Records from a collection:
* * *
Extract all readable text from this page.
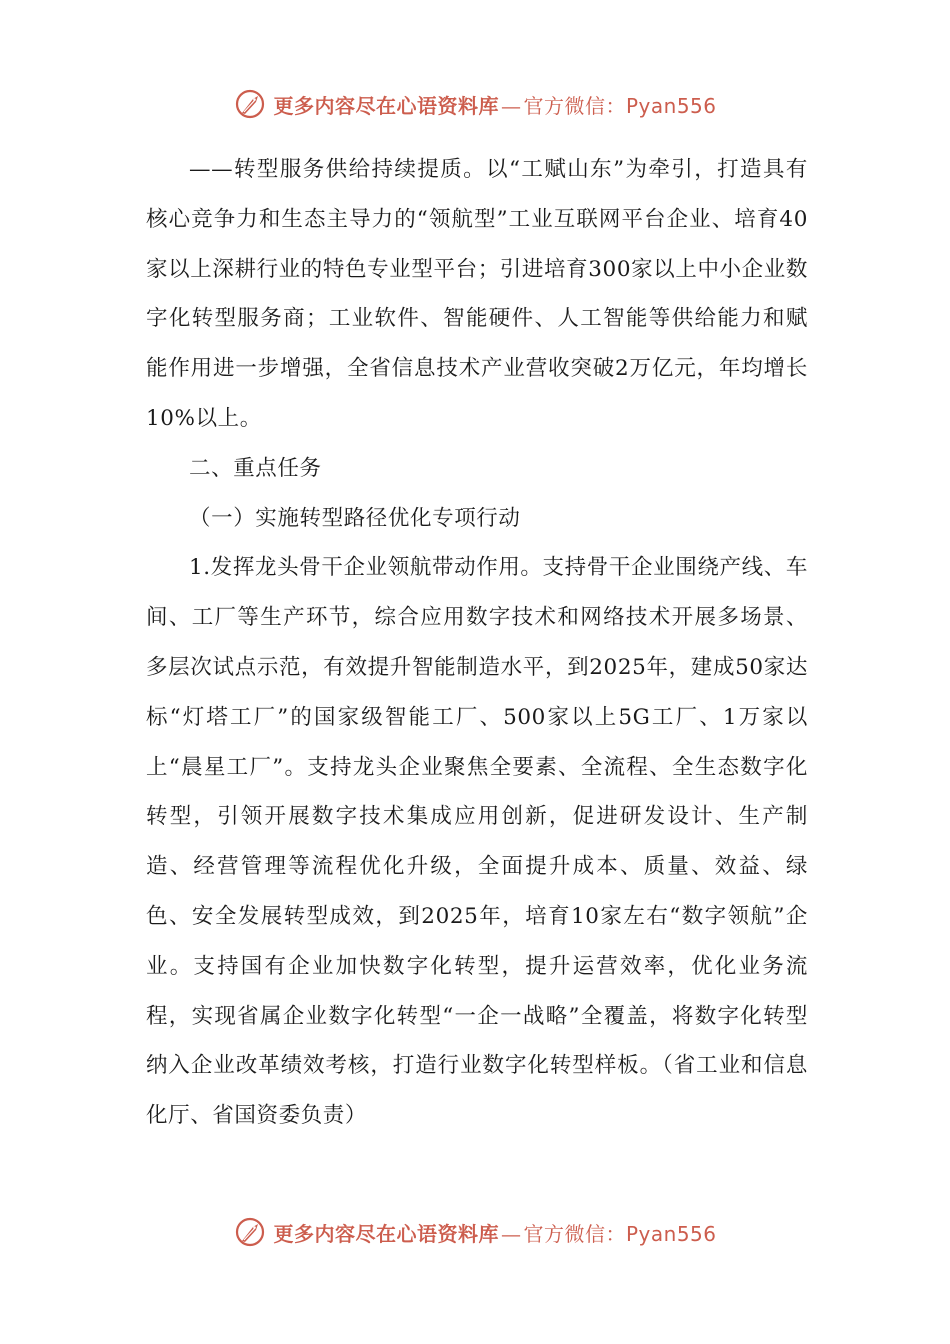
更多内容尽在心语资料库 — 官方微信：Pyan556

——转型服务供给持续提质。以“工赋山东”为牵引，打造具有核心竞争力和生态主导力的“领航型”工业互联网平台企业、培育40家以上深耕行业的特色专业型平台；引进培育300家以上中小企业数字化转型服务商；工业软件、智能硬件、人工智能等供给能力和赋能作用进一步增强，全省信息技术产业营收突破2万亿元，年均增长10%以上。

二、重点任务

（一）实施转型路径优化专项行动

1.发挥龙头骨干企业领航带动作用。支持骨干企业围绕产线、车间、工厂等生产环节，综合应用数字技术和网络技术开展多场景、多层次试点示范，有效提升智能制造水平，到2025年，建成50家达标“灯塔工厂”的国家级智能工厂、500家以上5G工厂、1万家以上“晨星工厂”。支持龙头企业聚焦全要素、全流程、全生态数字化转型，引领开展数字技术集成应用创新，促进研发设计、生产制造、经营管理等流程优化升级，全面提升成本、质量、效益、绿色、安全发展转型成效，到2025年，培育10家左右“数字领航”企业。支持国有企业加快数字化转型，提升运营效率，优化业务流程，实现省属企业数字化转型“一企一战略”全覆盖，将数字化转型纳入企业改革绩效考核，打造行业数字化转型样板。（省工业和信息化厅、省国资委负责）

更多内容尽在心语资料库 — 官方微信：Pyan556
* * *
Task instructions: Output the material word for word, omitting its pictures.

Answer to this exercise:
Extract all readable text from this page.
更多内容尽在心语资料库 — 官方微信：Pyan556

——转型服务供给持续提质。以“工赋山东”为牵引，打造具有核心竞争力和生态主导力的“领航型”工业互联网平台企业、培育40家以上深耕行业的特色专业型平台；引进培育300家以上中小企业数字化转型服务商；工业软件、智能硬件、人工智能等供给能力和赋能作用进一步增强，全省信息技术产业营收突破2万亿元，年均增长10%以上。

二、重点任务

（一）实施转型路径优化专项行动

1.发挥龙头骨干企业领航带动作用。支持骨干企业围绕产线、车间、工厂等生产环节，综合应用数字技术和网络技术开展多场景、多层次试点示范，有效提升智能制造水平，到2025年，建成50家达标“灯塔工厂”的国家级智能工厂、500家以上5G工厂、1万家以上“晨星工厂”。支持龙头企业聚焦全要素、全流程、全生态数字化转型，引领开展数字技术集成应用创新，促进研发设计、生产制造、经营管理等流程优化升级，全面提升成本、质量、效益、绿色、安全发展转型成效，到2025年，培育10家左右“数字领航”企业。支持国有企业加快数字化转型，提升运营效率，优化业务流程，实现省属企业数字化转型“一企一战略”全覆盖，将数字化转型纳入企业改革绩效考核，打造行业数字化转型样板。（省工业和信息化厅、省国资委负责）

更多内容尽在心语资料库 — 官方微信：Pyan556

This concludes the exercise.